• _WHAT TO DO_: Copy every line, leaving nothing out and adding nothing.

====== GIVEN DATA ======

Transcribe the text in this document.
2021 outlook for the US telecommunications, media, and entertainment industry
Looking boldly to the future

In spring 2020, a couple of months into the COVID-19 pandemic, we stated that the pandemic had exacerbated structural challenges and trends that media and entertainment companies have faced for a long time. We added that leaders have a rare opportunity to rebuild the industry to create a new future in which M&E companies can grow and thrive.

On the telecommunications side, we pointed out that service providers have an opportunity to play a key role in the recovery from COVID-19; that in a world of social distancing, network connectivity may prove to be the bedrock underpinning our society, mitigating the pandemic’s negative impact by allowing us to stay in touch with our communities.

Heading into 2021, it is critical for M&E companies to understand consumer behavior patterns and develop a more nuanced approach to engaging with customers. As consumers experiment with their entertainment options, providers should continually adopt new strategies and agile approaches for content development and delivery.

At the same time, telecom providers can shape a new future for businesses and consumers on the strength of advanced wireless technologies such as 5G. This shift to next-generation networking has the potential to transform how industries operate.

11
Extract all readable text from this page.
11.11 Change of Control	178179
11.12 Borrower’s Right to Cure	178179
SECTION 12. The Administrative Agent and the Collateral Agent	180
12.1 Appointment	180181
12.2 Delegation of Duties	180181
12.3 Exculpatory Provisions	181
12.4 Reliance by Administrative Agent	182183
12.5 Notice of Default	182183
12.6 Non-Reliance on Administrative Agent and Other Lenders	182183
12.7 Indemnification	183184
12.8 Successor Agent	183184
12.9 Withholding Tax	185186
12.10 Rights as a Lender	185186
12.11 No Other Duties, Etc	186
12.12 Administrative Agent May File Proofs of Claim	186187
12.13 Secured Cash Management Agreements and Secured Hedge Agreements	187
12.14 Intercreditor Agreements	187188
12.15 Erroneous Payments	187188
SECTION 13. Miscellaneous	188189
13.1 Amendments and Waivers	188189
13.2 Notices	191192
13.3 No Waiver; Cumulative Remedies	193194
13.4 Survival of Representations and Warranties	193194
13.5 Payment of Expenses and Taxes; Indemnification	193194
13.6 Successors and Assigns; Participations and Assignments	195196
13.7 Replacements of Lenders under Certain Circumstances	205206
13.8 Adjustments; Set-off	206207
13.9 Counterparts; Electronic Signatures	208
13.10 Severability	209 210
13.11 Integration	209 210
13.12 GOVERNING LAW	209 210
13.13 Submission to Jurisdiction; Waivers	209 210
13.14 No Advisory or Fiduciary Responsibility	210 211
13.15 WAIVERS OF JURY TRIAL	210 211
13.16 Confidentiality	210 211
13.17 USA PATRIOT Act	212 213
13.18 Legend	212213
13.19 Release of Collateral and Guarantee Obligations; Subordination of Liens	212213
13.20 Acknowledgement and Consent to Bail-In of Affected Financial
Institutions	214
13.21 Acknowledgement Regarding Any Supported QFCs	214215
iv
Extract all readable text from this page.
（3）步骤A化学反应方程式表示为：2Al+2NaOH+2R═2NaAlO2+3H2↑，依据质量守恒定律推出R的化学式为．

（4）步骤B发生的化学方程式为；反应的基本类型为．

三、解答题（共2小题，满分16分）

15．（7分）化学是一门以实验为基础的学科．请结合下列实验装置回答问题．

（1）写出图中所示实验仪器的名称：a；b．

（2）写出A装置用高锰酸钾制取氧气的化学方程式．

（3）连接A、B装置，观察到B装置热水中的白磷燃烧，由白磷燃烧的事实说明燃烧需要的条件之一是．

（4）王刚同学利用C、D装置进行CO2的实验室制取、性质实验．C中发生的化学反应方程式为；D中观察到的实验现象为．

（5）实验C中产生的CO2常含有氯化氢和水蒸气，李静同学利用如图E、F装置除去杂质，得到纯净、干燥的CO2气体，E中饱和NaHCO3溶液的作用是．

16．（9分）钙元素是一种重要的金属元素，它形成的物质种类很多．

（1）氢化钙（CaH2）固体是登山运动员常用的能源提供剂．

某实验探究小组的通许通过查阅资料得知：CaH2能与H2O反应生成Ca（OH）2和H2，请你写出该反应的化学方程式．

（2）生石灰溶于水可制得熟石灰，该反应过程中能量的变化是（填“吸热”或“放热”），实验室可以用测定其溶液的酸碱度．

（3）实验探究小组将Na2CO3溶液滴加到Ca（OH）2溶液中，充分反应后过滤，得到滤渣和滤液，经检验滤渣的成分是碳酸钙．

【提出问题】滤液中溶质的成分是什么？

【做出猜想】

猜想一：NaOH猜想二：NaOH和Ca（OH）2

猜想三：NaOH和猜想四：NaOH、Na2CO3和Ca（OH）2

======

• _RESPONSE TO THIS TASK_:
Transcribe the text in this document.
2021 outlook for the US telecommunications, media, and entertainment industry
Looking boldly to the future

In spring 2020, a couple of months into the COVID-19 pandemic, we stated that the pandemic had exacerbated structural challenges and trends that media and entertainment companies have faced for a long time. We added that leaders have a rare opportunity to rebuild the industry to create a new future in which M&E companies can grow and thrive.

On the telecommunications side, we pointed out that service providers have an opportunity to play a key role in the recovery from COVID-19; that in a world of social distancing, network connectivity may prove to be the bedrock underpinning our society, mitigating the pandemic’s negative impact by allowing us to stay in touch with our communities.

Heading into 2021, it is critical for M&E companies to understand consumer behavior patterns and develop a more nuanced approach to engaging with customers. As consumers experiment with their entertainment options, providers should continually adopt new strategies and agile approaches for content development and delivery.

At the same time, telecom providers can shape a new future for businesses and consumers on the strength of advanced wireless technologies such as 5G. This shift to next-generation networking has the potential to transform how industries operate.

11
Extract all readable text from this page.
11.11 Change of Control	178179
11.12 Borrower’s Right to Cure	178179
SECTION 12. The Administrative Agent and the Collateral Agent	180
12.1 Appointment	180181
12.2 Delegation of Duties	180181
12.3 Exculpatory Provisions	181
12.4 Reliance by Administrative Agent	182183
12.5 Notice of Default	182183
12.6 Non-Reliance on Administrative Agent and Other Lenders	182183
12.7 Indemnification	183184
12.8 Successor Agent	183184
12.9 Withholding Tax	185186
12.10 Rights as a Lender	185186
12.11 No Other Duties, Etc	186
12.12 Administrative Agent May File Proofs of Claim	186187
12.13 Secured Cash Management Agreements and Secured Hedge Agreements	187
12.14 Intercreditor Agreements	187188
12.15 Erroneous Payments	187188
SECTION 13. Miscellaneous	188189
13.1 Amendments and Waivers	188189
13.2 Notices	191192
13.3 No Waiver; Cumulative Remedies	193194
13.4 Survival of Representations and Warranties	193194
13.5 Payment of Expenses and Taxes; Indemnification	193194
13.6 Successors and Assigns; Participations and Assignments	195196
13.7 Replacements of Lenders under Certain Circumstances	205206
13.8 Adjustments; Set-off	206207
13.9 Counterparts; Electronic Signatures	208
13.10 Severability	209 210
13.11 Integration	209 210
13.12 GOVERNING LAW	209 210
13.13 Submission to Jurisdiction; Waivers	209 210
13.14 No Advisory or Fiduciary Responsibility	210 211
13.15 WAIVERS OF JURY TRIAL	210 211
13.16 Confidentiality	210 211
13.17 USA PATRIOT Act	212 213
13.18 Legend	212213
13.19 Release of Collateral and Guarantee Obligations; Subordination of Liens	212213
13.20 Acknowledgement and Consent to Bail-In of Affected Financial
Institutions	214
13.21 Acknowledgement Regarding Any Supported QFCs	214215
iv
Extract all readable text from this page.
（3）步骤A化学反应方程式表示为：2Al+2NaOH+2R═2NaAlO2+3H2↑，依据质量守恒定律推出R的化学式为．

（4）步骤B发生的化学方程式为；反应的基本类型为．

三、解答题（共2小题，满分16分）

15．（7分）化学是一门以实验为基础的学科．请结合下列实验装置回答问题．

（1）写出图中所示实验仪器的名称：a；b．

（2）写出A装置用高锰酸钾制取氧气的化学方程式．

（3）连接A、B装置，观察到B装置热水中的白磷燃烧，由白磷燃烧的事实说明燃烧需要的条件之一是．

（4）王刚同学利用C、D装置进行CO2的实验室制取、性质实验．C中发生的化学反应方程式为；D中观察到的实验现象为．

（5）实验C中产生的CO2常含有氯化氢和水蒸气，李静同学利用如图E、F装置除去杂质，得到纯净、干燥的CO2气体，E中饱和NaHCO3溶液的作用是．

16．（9分）钙元素是一种重要的金属元素，它形成的物质种类很多．

（1）氢化钙（CaH2）固体是登山运动员常用的能源提供剂．

某实验探究小组的通许通过查阅资料得知：CaH2能与H2O反应生成Ca（OH）2和H2，请你写出该反应的化学方程式．

（2）生石灰溶于水可制得熟石灰，该反应过程中能量的变化是（填“吸热”或“放热”），实验室可以用测定其溶液的酸碱度．

（3）实验探究小组将Na2CO3溶液滴加到Ca（OH）2溶液中，充分反应后过滤，得到滤渣和滤液，经检验滤渣的成分是碳酸钙．

【提出问题】滤液中溶质的成分是什么？

【做出猜想】

猜想一：NaOH猜想二：NaOH和Ca（OH）2

猜想三：NaOH和猜想四：NaOH、Na2CO3和Ca（OH）2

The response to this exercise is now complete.